- What to do
Gather all lines with "screenshot" from the records.

- Records to process
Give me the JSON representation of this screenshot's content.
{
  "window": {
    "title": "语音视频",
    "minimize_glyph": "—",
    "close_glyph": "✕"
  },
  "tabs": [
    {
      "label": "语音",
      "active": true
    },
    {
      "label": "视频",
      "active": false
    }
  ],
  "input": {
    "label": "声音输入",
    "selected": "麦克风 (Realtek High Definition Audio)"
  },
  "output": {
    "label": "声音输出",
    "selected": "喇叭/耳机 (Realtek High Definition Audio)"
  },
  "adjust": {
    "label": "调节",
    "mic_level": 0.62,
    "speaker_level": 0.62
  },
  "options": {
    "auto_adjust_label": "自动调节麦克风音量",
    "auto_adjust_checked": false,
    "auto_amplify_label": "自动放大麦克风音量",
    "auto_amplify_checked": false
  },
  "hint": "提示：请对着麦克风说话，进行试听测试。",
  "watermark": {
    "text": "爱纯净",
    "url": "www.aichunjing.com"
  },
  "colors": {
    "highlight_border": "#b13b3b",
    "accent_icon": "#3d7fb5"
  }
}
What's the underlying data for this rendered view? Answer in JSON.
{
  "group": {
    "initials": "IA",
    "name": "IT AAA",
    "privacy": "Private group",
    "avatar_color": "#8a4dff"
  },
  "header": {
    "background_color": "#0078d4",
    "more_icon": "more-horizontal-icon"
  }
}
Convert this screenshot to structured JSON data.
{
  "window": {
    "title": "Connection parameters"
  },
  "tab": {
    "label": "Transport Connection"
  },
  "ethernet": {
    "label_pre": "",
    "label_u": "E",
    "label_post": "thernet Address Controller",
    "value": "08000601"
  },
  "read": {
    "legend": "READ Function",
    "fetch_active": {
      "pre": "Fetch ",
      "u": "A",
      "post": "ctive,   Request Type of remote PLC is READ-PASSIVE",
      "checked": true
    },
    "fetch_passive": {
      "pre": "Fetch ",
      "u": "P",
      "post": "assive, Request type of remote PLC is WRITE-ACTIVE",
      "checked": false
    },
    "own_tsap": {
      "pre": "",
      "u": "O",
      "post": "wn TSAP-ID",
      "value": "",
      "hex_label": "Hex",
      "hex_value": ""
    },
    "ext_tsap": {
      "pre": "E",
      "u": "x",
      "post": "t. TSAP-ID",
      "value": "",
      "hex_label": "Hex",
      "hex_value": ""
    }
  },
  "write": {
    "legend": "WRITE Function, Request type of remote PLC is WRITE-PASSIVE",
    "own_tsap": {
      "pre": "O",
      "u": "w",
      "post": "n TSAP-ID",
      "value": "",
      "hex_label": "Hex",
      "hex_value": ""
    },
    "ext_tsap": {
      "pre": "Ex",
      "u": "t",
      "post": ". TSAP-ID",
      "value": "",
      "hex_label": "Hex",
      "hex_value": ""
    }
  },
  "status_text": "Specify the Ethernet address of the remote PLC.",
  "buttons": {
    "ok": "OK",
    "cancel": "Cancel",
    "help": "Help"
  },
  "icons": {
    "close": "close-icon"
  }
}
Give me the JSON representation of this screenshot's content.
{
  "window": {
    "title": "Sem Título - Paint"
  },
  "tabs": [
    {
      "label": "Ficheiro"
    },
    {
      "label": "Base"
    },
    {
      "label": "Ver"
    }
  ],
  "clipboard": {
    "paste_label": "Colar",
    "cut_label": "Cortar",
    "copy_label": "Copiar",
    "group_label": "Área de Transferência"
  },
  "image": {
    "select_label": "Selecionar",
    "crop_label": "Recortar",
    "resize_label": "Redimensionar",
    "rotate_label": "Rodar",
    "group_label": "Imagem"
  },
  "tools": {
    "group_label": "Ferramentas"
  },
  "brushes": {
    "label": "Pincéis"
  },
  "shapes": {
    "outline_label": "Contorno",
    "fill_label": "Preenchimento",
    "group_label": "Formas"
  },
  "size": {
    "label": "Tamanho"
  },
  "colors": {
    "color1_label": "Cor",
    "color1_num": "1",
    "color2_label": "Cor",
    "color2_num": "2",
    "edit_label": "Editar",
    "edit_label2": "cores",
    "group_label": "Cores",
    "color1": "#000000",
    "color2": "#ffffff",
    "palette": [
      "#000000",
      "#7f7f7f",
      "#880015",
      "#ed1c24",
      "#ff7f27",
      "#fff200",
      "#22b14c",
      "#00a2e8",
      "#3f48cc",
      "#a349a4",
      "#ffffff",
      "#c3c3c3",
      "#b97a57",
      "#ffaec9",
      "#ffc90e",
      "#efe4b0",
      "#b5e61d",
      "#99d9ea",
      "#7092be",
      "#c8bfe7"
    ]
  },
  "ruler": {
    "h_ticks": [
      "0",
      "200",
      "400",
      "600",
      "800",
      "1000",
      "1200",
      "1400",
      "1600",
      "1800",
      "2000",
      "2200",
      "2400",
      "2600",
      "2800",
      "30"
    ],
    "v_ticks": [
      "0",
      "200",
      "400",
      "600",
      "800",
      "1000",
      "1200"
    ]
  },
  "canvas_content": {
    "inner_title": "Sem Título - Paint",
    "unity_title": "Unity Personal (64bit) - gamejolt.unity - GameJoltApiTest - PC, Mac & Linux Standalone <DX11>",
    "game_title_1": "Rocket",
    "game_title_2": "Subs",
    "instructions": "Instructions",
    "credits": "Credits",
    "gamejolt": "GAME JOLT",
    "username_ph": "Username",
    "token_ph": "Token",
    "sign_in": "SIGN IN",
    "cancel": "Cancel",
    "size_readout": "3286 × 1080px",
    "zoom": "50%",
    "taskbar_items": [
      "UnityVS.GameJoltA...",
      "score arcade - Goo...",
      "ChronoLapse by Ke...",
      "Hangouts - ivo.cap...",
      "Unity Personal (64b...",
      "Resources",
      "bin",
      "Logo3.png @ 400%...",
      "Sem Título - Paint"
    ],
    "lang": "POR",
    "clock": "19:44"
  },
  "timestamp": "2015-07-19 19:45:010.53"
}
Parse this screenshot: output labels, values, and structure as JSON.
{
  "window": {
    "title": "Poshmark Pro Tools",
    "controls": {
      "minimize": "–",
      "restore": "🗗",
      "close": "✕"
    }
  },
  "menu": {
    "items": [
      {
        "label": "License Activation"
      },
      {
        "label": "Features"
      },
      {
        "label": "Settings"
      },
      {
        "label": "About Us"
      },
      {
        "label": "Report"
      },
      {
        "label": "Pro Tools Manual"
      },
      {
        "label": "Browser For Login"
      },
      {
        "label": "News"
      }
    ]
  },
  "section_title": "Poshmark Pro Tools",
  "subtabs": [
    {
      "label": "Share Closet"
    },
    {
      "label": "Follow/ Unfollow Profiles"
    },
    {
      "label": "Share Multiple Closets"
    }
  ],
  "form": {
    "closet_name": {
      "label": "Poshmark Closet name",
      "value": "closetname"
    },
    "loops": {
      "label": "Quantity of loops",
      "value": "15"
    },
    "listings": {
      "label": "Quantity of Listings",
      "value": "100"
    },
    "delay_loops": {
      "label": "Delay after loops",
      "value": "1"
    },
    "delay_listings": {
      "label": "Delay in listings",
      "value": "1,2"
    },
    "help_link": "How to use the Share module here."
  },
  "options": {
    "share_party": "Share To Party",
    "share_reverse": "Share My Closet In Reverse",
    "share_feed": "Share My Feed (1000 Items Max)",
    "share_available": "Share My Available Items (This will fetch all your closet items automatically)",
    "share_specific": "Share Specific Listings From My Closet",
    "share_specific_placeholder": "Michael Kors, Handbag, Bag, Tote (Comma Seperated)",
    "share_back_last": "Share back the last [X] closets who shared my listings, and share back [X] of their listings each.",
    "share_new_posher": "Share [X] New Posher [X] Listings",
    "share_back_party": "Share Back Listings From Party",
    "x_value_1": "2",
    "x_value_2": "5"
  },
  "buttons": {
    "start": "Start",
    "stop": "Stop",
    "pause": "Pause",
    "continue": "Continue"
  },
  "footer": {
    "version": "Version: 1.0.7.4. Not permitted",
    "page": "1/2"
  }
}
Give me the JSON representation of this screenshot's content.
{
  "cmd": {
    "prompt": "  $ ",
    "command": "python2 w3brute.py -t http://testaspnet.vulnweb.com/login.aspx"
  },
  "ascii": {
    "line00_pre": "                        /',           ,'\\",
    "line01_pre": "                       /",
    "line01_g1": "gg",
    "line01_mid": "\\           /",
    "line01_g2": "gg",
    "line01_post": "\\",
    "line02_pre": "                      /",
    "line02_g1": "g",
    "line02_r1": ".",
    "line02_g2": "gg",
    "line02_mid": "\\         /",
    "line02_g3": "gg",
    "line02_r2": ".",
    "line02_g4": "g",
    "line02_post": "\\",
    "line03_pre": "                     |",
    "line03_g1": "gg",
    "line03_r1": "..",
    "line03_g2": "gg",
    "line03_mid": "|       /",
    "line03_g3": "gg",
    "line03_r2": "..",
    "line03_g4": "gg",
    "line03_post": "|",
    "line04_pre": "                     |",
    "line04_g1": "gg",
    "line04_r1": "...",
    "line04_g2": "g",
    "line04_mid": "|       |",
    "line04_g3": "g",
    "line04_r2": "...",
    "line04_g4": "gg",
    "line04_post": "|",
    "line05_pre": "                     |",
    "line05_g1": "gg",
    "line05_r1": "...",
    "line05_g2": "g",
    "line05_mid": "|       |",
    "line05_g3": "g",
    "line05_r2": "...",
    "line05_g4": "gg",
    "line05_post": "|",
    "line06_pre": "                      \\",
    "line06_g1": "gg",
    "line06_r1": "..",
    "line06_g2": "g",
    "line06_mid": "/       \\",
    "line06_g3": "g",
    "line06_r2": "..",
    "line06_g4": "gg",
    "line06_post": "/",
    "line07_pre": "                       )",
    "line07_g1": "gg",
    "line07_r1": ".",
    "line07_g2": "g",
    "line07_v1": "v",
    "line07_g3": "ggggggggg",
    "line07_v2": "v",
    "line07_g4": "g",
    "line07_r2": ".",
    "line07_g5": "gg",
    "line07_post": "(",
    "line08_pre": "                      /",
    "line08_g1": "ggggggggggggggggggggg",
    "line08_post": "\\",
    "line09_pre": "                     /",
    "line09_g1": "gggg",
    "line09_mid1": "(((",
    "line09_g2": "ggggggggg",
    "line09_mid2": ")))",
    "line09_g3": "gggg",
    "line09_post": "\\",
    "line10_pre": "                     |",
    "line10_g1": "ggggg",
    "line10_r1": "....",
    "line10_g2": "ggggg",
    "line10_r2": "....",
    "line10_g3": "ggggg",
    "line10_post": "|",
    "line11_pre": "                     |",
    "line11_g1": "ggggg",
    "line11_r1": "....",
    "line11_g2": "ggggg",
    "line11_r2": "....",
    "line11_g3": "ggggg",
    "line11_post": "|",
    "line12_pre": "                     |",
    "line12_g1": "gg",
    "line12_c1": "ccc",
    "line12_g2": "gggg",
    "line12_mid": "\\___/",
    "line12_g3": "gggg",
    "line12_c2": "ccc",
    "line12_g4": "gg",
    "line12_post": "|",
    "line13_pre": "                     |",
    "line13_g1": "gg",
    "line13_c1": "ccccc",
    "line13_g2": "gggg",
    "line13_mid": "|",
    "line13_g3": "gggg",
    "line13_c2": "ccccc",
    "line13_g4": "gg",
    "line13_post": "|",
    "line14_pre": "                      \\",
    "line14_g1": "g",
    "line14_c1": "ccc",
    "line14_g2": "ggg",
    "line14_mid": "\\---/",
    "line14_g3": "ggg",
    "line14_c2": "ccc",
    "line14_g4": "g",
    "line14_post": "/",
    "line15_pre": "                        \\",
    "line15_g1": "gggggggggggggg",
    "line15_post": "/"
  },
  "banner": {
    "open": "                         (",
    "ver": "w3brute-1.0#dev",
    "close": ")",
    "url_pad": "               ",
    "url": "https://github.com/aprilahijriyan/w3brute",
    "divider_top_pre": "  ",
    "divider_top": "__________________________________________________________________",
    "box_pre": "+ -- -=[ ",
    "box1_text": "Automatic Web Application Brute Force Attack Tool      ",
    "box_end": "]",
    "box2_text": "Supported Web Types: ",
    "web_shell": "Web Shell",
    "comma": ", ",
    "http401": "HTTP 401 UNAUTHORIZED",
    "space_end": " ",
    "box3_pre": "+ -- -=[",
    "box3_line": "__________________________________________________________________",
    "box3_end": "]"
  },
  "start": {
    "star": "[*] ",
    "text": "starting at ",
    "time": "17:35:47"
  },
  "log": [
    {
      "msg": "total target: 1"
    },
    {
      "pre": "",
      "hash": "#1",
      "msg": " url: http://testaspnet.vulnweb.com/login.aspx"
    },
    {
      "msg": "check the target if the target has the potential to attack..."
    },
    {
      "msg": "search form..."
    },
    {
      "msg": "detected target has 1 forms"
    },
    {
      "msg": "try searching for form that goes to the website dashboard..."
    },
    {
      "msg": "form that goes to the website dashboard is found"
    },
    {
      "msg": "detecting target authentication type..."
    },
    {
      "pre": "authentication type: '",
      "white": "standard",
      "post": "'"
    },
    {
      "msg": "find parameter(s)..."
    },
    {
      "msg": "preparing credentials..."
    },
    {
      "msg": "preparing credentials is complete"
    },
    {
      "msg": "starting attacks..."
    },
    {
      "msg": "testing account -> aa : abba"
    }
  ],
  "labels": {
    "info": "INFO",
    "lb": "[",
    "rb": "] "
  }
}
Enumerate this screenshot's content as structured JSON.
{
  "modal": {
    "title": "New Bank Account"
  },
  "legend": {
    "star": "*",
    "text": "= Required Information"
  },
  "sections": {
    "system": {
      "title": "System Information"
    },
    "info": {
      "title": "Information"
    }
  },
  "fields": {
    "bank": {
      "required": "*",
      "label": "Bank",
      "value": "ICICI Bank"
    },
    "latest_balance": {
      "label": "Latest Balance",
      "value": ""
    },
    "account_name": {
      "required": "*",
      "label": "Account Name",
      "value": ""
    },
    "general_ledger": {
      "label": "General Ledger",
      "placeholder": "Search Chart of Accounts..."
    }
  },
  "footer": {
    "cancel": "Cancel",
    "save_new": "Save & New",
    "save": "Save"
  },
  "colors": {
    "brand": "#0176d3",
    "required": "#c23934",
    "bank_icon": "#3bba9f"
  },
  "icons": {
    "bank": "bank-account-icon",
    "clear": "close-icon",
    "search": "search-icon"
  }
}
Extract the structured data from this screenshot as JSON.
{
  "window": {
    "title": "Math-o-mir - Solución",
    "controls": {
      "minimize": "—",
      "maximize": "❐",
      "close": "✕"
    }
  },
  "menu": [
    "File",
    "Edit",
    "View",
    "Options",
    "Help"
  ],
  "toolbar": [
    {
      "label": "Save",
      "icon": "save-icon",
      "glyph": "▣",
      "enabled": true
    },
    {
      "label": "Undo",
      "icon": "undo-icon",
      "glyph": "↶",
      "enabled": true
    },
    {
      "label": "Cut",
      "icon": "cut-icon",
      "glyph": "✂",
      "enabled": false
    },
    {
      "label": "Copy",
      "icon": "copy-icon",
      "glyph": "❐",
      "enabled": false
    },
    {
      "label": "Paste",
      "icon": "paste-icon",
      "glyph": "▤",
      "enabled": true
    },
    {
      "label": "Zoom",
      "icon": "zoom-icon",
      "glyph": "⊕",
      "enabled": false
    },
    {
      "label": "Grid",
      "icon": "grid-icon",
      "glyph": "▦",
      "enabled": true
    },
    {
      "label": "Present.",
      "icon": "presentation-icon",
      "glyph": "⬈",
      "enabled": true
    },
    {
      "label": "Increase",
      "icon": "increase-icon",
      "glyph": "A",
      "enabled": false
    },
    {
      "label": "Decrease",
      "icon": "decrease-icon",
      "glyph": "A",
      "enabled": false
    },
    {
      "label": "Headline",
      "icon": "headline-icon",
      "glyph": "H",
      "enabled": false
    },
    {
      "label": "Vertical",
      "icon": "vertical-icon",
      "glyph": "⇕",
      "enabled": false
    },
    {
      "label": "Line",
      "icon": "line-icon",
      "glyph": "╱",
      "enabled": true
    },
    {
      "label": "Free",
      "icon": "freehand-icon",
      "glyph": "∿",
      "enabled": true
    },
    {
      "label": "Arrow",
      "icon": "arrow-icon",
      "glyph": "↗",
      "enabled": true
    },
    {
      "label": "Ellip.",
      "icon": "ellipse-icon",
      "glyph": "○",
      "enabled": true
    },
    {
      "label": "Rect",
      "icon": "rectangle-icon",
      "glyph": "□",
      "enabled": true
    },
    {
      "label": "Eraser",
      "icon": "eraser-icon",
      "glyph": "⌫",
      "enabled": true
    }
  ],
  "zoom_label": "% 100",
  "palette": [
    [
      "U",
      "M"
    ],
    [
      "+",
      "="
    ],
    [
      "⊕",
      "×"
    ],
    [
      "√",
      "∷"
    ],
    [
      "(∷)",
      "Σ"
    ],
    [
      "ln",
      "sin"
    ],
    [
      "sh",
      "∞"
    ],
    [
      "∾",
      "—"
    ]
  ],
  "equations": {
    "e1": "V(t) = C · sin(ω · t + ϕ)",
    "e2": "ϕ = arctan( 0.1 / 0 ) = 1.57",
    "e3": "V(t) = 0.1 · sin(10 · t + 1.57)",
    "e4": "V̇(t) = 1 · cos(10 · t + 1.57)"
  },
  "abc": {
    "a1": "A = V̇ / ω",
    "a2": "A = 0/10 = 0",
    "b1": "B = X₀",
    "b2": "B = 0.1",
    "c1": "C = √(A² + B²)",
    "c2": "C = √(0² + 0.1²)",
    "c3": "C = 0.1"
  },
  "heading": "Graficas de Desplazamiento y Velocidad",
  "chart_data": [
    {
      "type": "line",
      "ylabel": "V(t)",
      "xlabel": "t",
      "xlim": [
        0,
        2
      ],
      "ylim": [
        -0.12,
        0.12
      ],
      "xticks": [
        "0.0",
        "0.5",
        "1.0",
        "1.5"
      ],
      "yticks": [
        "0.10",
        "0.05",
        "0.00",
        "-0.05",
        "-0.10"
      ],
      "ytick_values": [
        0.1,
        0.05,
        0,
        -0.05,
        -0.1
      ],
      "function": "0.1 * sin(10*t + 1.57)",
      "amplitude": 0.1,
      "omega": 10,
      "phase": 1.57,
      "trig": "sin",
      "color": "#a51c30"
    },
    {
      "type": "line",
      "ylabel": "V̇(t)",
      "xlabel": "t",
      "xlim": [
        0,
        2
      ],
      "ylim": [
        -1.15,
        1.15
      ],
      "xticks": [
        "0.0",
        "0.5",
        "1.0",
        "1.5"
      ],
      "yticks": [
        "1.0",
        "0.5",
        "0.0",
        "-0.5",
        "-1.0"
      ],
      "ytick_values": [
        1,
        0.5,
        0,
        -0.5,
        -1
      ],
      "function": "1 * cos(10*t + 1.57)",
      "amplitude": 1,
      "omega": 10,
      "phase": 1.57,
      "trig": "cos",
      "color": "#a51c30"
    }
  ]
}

- Completed exercise
Give me the JSON representation of this screenshot's content.
Convert this screenshot to structured JSON data.
Give me the JSON representation of this screenshot's content.
Parse this screenshot: output labels, values, and structure as JSON.
Give me the JSON representation of this screenshot's content.
Enumerate this screenshot's content as structured JSON.
Extract the structured data from this screenshot as JSON.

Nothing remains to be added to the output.